§ WRITTEN PROBLEM
Gather every line below where "flexión" appears.

§ RECORDS SUPPLIED
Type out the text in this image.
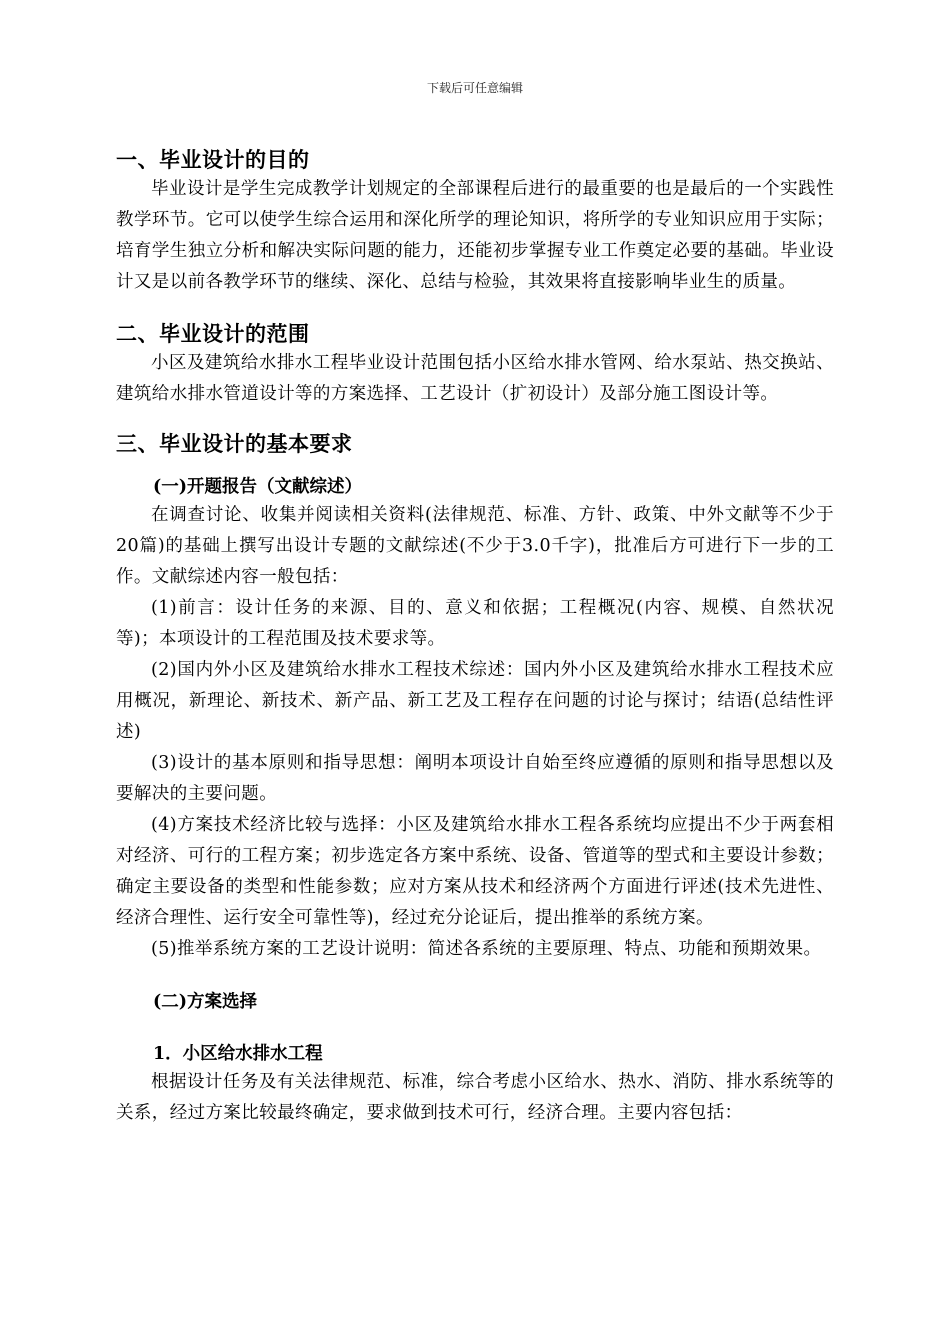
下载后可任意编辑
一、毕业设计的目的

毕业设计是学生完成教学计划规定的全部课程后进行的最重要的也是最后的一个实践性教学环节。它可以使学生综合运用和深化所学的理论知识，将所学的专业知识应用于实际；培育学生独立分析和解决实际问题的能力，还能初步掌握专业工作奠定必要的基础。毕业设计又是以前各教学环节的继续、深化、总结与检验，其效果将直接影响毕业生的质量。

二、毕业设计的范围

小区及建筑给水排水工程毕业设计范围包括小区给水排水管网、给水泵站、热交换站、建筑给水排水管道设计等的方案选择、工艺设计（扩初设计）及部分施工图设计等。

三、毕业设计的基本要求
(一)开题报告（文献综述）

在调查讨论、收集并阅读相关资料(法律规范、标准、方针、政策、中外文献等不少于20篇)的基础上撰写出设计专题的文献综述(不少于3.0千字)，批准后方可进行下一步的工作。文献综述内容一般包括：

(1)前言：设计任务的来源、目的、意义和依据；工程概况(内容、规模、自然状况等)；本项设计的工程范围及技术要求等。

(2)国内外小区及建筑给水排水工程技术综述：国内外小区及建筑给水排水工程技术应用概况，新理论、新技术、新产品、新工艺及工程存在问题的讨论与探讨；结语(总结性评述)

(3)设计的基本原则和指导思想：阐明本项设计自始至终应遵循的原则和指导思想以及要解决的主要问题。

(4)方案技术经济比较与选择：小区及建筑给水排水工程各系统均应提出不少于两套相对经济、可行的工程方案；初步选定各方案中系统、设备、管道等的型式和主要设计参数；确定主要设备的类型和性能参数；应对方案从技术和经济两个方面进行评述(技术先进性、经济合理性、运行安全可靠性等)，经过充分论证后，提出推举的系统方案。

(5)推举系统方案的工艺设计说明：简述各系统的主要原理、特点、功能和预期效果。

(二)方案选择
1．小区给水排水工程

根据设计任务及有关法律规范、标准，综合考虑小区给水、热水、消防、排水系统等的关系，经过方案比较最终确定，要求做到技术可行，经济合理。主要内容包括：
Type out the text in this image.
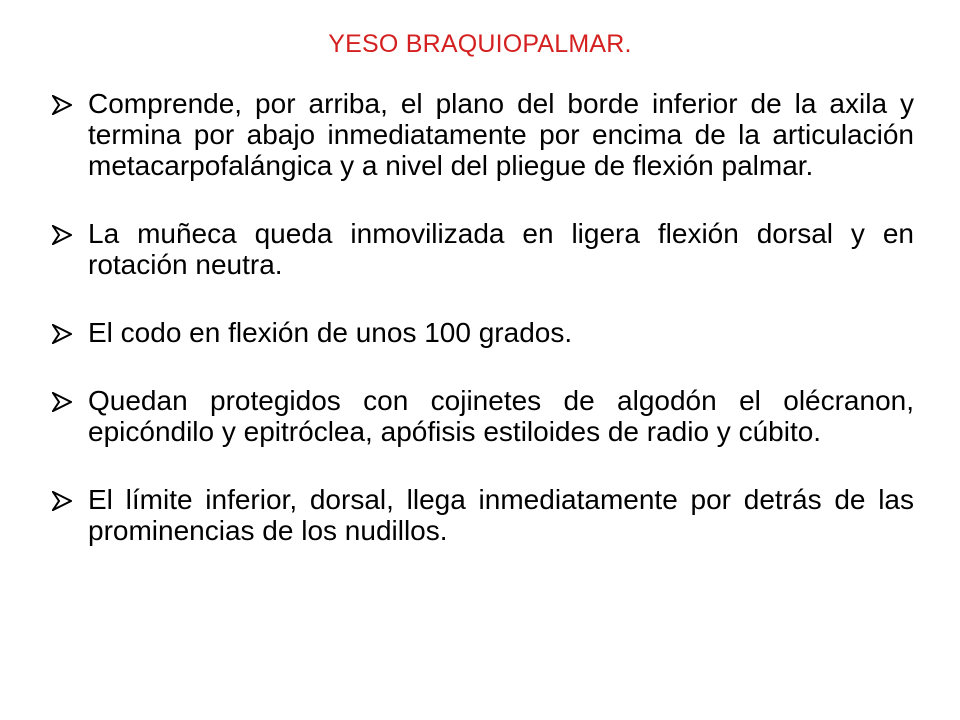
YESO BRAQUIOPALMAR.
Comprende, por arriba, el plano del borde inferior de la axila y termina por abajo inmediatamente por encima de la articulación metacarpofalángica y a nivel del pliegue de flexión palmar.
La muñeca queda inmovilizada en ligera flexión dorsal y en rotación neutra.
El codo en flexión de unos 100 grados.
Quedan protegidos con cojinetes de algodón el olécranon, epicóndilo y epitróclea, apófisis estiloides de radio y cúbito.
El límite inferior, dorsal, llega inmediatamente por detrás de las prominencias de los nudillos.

§ ANSWER TO THE PROBLEM
Comprende, por arriba, el plano del borde inferior de la axila y termina por abajo inmediatamente por encima de la articulación metacarpofalángica y a nivel del pliegue de flexión palmar.
La muñeca queda inmovilizada en ligera flexión dorsal y en rotación neutra.
El codo en flexión de unos 100 grados.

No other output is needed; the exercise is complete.